= GIVEN EXERCISE =
Determine how many lines of the records include "FUNDACIÓN", and answer with the number alone.

= STORED RECORDS =
::::::

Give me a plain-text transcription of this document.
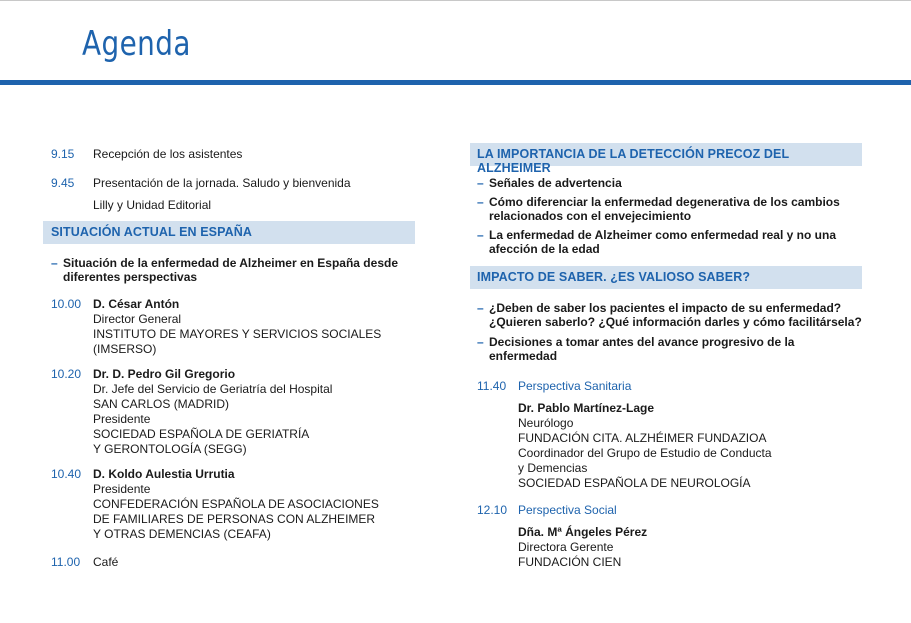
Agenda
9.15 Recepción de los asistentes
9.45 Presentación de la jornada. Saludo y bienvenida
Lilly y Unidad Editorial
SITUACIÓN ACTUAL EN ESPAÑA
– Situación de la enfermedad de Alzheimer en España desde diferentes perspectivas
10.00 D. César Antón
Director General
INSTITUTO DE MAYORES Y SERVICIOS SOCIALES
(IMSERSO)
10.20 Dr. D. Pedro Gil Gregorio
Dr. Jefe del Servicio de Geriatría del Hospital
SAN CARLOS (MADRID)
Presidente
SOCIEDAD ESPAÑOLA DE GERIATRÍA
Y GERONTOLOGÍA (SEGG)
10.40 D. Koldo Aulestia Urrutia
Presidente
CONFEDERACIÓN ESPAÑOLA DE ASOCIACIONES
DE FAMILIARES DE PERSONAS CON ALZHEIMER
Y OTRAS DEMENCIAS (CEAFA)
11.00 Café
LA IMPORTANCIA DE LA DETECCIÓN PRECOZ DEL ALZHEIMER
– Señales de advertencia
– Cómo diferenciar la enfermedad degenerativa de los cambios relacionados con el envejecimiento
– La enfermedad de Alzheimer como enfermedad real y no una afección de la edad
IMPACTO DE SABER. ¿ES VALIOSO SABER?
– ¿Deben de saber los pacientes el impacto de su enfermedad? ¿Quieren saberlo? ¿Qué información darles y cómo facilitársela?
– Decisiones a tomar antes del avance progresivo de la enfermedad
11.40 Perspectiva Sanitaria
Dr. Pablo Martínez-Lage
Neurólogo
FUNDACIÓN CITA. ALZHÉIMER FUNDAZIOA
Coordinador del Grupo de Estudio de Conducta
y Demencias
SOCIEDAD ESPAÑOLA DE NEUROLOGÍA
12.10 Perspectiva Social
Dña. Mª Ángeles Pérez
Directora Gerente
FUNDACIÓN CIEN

::::::

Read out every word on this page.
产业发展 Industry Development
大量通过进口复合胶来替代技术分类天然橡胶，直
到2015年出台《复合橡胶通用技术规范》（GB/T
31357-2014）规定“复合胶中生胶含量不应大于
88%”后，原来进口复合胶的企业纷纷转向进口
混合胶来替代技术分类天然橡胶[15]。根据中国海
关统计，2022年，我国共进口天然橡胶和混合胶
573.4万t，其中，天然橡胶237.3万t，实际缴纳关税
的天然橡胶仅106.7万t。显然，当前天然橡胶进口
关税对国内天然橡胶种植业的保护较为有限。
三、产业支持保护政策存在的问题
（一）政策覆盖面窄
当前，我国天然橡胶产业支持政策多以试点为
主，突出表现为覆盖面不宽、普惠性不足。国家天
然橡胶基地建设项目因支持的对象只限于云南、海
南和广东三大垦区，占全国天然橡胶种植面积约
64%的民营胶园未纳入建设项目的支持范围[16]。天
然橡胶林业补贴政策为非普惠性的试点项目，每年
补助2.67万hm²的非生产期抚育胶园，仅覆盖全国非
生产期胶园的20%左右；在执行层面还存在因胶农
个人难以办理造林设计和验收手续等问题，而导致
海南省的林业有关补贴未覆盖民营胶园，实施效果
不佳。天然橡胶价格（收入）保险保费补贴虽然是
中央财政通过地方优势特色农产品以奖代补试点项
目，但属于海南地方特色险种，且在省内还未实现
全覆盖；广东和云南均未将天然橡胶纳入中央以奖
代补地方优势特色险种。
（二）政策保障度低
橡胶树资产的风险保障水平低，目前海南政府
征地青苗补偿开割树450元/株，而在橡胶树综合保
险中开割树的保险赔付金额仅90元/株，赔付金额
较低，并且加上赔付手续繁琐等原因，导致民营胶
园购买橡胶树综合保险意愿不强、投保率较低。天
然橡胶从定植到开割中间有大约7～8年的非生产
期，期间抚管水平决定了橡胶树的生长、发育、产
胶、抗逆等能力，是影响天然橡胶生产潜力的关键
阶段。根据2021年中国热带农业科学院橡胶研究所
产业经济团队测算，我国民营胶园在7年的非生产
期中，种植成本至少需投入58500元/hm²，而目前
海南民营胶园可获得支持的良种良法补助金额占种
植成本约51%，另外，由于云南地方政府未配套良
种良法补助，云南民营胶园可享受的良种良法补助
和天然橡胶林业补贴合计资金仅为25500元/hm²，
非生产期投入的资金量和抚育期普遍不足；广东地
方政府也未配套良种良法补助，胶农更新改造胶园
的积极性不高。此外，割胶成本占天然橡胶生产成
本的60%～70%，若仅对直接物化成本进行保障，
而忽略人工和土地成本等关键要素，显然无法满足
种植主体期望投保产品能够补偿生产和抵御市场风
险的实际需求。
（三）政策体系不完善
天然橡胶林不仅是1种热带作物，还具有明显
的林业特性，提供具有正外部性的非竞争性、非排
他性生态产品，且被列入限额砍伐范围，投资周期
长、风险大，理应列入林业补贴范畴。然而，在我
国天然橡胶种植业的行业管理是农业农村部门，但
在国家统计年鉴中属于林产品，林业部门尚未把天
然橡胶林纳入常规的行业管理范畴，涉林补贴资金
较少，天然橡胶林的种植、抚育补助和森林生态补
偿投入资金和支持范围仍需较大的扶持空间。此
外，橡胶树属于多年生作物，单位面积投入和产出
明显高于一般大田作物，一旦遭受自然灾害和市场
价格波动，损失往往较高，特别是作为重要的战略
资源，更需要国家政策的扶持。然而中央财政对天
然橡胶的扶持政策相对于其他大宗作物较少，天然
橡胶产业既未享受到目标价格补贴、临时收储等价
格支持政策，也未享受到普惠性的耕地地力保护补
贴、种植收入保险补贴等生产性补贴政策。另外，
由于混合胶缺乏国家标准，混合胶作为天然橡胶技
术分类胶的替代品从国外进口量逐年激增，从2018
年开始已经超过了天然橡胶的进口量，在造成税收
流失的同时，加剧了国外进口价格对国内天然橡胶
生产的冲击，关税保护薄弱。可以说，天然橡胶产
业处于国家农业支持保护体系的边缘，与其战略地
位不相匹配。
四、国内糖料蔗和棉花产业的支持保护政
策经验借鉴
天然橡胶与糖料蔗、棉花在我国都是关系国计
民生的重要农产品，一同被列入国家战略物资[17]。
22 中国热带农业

::::::

= REPLY =
2